### Artículo:
----------

Expertos, innovadores  e incompetentes en la guerra y en la empresa

Expertos, innovadores e incompetentes en la guerra y en la empresa

abril 4, 2011 Desactivado Por inQualitas
Ignacio González-Posada
Ignacio González-Posada es licenciado en Económicas y MBA por el Instituto de Empresa. Ha desarrollado su carrera profesional en el mundo del marketing y las ventas, trabajando en empresas de Alemania, España, Estados Unidos y Japón. Ha servido en la Armada Española y la Historia ha sido siempre su gran pasión. Actualmente es gerente en Air Miles España.

El ataque japonés el 7 de diciembre de 1941 a Pearl Harbor y un fallo de cálculo por parte de los dirigentes alemanes habían incorporado a los Estados Unidos a la guerra con Alemania, Italia y Japón. Churchill intuía que la inclusión de la variable norteamericana desestabilizaba la ecuación a favor de los Aliados, pero lo cierto era que entre diciembre de 1941 y noviembre de 1942 los británicos y soviéticos sólo habían cosechado derrotas.
Ser más fuerte no es suficiente, como tampoco basta con tener un buen equipo, un buen producto, una buena financiación o una gran oportunidad de mercado. Hay que serlo en el punto de máximo esfuerzo, en el momento decisivo. Dominar el mercado no sólo depende del potencial que pueda tener la empresa, sino de su capacidad para trasladar ese poder al punto de venta, en el lineal del supermercado, en la mente del cliente y para enfrentarse (e imponerse) al competidor en el momento de la compra.

----------

### Material aportado:
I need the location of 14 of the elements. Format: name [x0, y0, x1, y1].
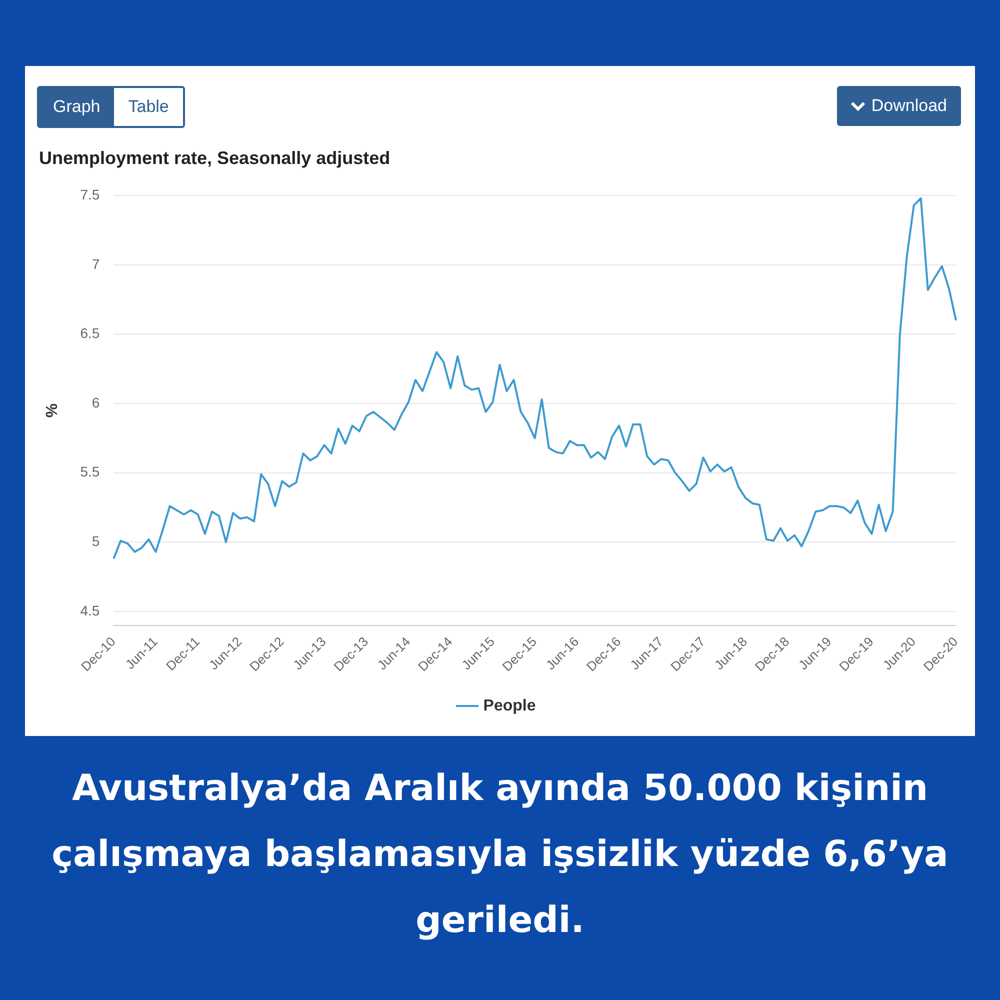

----------

### Ejercicio 1:
Di si cada afirmación coincide con el artículo sobre la guerra y la empresa. Responde sí o no y cita las palabras exactas del artículo que lo deciden.
(a) Ignacio González-Posada ha trabajado en empresas de Japón.
(b) Entre diciembre de 1941 y noviembre de 1942 los británicos y soviéticos consiguieron varias victorias.
(c) Tener un buen producto basta para dominar el mercado.
### Ejercicio 2:
Sigue escribiendo el artículo sobre la guerra y la empresa a partir de su última frase.
El material va por separado y no forma parte del artículo.

### Respuesta 1:
(a) Sí: «trabajando en empresas de Alemania, España, Estados Unidos y Japón».
(b) No: «los británicos y soviéticos sólo habían cosechado derrotas».
(c) No: «tampoco basta con tener un buen equipo, un buen producto».

### Respuesta 2:
En febrero de 1998, dos de las empresas más importantes y potentes de España, Tabacalera y Cortefiel, líderes en sus sectores, con una enorme experiencia, sólidos equipos directivos e ingentes recursos económicos lanzaron la sociedad Viaplus. La idea era simple, se colocarían unos cajeros automáticos, la mayoría en estancos, donde los ciudadanos podrían escoger una gran variedad de productos (libros, discos, informática, moda…) a precios competitivos. En total 40.000 productos, de más de 150 marcas.

En noviembre de 1999, Viaplus inició sus actividades de venta en la Red. A pesar de la ingente inversión de recursos financieros y humanos, y el apoyo de importantes expertos, la idea no cuajó… Tres años y ochenta millones de euros de perdidas después, la empresa tuvo que cerrar. Así pues, ser más fuerte no basta.
¿Sería verdaderamente la entrada de Estados Unidos en la guerra el factor decisivo de la contienda? ¿Serían capaces de poner sus recursos superiores en el momento decisivo frente a un competidor decidido?
El día que Adolf Hitler invadió Polonia, todas las Fuerzas Armadas de los Estados Unidos disponían escasamente de 300.000 hombres. Seis años después, en 1945, tenía 12 millones uniformados, más 70.000 barcos de guerra y casi 73.000 aviones. ¿Qué resortes se habían activado para que esto hubiese sido posible?
Lo cierto es que el secreto residía en dos recetas relativamente sencillas. La primera era la capacidad de volcar de forma rápida y eficiente una economía de gran tamaño basada en el consumo en otra totalmente enfocada al esfuerzo militar (analizaremos este punto en el capítulo siguiente).
La otra era la composición de la cúpula militar: hombres sencillos, trabajadores, buenos expertos que valoraban los recursos humanos (esto es, la vida de sus hombres) en su justa medida. Quizá entre ellos no hubiese ningún gran innovador en lo militar, ni ningún genial estratega de la talla de Alejandro Magno, Julio César o Napoleón, ni tan siquiera con el conocimiento bélico de Guderian, Rommel o Von Manstein. Pero, a pesar de todo, supieron sacar partida a sus recursos y ganar la guerra sin renunciar a sus principios morales y minimizando las bajas de sus compatriotas.
De ello fue responsable, en primer lugar, su máximo dirigente: el presidente Franklin Delano Roosevelt. Su mayor acierto consistió en saber rodearse de colaboradores capacitados y eficaces, permitiendo a sus generales hacer el trabajo, sin inmiscuirse demasiado en las cuestiones técnicas que le eran desconocidas. Su sistema funcionó con roces mínimos y máxima eficacia.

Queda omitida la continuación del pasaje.